Figure record listings =
--------
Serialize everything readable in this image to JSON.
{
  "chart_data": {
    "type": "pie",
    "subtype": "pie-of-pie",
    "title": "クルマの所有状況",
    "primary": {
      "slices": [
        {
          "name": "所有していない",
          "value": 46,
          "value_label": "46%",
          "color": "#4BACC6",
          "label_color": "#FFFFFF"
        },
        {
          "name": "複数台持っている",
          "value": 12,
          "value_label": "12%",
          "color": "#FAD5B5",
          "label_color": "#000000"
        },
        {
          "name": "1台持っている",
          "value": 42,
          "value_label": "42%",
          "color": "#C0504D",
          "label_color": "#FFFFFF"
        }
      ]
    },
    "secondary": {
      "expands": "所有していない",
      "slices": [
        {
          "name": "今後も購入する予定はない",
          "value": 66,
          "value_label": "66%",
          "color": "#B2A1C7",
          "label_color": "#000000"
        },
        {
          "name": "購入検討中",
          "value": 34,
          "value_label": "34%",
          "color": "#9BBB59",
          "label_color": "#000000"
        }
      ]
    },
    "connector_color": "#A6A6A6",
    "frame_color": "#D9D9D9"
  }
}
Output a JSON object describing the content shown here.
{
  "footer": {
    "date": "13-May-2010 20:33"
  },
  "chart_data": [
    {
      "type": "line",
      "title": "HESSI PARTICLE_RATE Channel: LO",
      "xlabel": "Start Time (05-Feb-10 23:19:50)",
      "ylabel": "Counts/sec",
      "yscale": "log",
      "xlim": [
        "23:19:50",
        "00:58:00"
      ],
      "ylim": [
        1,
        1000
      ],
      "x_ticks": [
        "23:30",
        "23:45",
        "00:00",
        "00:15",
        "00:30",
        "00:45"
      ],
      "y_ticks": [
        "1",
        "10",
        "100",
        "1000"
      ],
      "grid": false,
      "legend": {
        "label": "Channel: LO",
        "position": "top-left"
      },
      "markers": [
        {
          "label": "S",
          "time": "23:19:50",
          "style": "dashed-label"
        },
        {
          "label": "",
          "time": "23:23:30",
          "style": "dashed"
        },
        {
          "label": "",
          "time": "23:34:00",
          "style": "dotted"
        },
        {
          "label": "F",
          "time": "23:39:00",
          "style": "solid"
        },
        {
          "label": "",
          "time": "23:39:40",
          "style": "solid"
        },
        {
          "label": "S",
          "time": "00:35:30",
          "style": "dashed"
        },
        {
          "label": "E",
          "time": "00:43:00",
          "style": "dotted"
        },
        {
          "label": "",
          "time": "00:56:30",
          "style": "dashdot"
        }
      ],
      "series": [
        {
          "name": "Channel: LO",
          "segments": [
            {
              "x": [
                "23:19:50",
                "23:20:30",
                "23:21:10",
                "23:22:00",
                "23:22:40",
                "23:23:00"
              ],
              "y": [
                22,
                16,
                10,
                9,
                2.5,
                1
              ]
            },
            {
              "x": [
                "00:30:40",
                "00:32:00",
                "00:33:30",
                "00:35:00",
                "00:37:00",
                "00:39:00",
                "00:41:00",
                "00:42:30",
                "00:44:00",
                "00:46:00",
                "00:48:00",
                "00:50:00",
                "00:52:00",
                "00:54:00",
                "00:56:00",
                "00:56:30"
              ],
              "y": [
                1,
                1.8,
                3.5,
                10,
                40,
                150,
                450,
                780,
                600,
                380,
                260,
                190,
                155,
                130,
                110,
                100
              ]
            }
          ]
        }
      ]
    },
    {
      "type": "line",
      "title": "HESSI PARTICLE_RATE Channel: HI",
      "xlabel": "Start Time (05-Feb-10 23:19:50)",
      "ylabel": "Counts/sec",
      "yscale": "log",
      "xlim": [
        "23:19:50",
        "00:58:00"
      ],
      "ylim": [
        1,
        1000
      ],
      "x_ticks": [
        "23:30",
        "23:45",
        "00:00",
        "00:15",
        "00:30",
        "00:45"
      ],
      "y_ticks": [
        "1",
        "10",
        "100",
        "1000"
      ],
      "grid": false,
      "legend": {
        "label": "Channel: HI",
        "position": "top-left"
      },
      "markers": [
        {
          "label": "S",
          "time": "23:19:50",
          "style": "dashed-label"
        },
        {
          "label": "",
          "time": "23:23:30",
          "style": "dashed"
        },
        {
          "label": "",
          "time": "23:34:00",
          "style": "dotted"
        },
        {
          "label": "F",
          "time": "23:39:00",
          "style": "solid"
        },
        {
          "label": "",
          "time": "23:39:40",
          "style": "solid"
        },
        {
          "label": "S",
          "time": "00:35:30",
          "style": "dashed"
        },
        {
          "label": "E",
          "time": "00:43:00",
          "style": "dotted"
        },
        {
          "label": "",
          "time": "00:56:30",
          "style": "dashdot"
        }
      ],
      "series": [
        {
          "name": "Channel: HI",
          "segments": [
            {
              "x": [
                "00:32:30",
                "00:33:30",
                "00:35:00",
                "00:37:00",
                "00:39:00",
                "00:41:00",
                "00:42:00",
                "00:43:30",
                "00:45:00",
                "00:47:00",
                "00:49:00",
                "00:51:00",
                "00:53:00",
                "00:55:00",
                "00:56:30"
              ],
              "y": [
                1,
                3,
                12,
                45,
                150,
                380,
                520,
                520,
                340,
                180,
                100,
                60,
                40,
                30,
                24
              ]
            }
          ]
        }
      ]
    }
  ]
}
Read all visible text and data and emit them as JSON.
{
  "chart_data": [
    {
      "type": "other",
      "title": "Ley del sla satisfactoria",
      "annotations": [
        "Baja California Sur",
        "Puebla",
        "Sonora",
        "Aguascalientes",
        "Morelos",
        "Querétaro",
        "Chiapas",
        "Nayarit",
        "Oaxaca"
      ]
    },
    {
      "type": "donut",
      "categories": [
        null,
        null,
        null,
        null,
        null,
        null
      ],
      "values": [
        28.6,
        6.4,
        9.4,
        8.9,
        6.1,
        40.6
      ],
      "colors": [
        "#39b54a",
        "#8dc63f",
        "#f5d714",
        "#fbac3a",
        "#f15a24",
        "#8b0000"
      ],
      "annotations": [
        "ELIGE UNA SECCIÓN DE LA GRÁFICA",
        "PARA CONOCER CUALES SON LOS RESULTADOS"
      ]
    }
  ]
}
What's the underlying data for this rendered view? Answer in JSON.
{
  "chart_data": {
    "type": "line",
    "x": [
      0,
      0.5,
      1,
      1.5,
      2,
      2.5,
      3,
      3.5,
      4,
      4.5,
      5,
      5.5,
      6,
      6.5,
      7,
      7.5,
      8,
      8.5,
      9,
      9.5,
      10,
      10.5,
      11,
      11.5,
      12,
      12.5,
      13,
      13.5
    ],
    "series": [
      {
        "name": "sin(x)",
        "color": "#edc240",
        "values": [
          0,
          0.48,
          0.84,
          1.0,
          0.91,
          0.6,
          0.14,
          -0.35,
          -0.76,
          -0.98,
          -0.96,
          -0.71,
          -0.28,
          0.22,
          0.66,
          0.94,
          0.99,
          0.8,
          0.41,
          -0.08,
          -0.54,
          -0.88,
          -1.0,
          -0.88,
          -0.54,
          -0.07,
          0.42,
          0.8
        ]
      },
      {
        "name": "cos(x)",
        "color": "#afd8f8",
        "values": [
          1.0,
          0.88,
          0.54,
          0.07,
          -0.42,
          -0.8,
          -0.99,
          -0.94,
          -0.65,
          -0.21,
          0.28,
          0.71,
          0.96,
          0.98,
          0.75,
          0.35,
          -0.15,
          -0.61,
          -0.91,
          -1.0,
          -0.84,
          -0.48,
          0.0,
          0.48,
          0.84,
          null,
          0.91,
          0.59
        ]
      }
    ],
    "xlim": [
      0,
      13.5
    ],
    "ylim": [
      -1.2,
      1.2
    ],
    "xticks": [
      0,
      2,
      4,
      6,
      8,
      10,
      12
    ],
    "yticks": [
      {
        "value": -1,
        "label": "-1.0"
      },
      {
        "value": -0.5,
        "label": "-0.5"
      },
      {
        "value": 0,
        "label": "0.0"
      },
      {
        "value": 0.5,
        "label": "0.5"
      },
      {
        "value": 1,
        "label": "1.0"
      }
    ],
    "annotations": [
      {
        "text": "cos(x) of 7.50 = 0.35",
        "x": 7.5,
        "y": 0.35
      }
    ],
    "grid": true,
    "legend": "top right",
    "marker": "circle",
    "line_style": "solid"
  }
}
--------
What you need to do =
Locate each line with the word "JSON" and copy it.

Response to this exercise =
Serialize everything readable in this image to JSON.
Output a JSON object describing the content shown here.
Read all visible text and data and emit them as JSON.
What's the underlying data for this rendered view? Answer in JSON.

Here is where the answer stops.